─── Task material ───

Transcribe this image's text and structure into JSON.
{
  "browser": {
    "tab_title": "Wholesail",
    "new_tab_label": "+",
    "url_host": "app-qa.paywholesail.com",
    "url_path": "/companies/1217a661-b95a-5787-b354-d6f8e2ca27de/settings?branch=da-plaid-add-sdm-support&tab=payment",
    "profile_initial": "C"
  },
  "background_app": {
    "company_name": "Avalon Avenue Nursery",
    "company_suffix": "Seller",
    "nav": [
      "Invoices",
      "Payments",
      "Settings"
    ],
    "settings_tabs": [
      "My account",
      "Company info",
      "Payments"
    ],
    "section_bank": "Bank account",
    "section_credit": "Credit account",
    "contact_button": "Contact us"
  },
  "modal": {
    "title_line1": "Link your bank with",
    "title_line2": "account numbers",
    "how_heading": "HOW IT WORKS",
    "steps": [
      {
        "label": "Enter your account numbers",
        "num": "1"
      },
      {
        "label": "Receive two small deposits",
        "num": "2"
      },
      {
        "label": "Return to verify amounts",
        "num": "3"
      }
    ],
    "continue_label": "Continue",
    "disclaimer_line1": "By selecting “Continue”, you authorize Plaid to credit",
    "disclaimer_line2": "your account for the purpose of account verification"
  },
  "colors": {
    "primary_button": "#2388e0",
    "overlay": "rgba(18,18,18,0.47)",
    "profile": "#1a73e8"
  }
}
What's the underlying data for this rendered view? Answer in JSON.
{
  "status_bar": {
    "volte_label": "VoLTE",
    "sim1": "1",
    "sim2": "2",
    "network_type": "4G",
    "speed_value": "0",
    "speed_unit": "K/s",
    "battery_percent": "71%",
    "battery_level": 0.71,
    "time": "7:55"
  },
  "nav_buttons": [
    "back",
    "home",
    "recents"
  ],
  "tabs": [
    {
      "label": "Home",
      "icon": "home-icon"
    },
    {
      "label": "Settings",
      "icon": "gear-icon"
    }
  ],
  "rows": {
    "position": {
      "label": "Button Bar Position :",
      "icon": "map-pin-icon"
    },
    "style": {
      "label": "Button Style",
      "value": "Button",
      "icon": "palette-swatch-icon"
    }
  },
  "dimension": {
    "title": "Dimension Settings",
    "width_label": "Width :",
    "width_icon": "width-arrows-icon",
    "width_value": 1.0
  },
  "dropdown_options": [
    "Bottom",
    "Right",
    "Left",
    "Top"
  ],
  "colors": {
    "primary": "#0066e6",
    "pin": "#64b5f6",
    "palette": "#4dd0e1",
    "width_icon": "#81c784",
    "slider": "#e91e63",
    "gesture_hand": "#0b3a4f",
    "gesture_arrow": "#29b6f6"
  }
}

───

▶ _Given request_:
Within the entries above, work out how many lines contain the word "your". The number alone is the answer.

▶ _Exercise output_:
3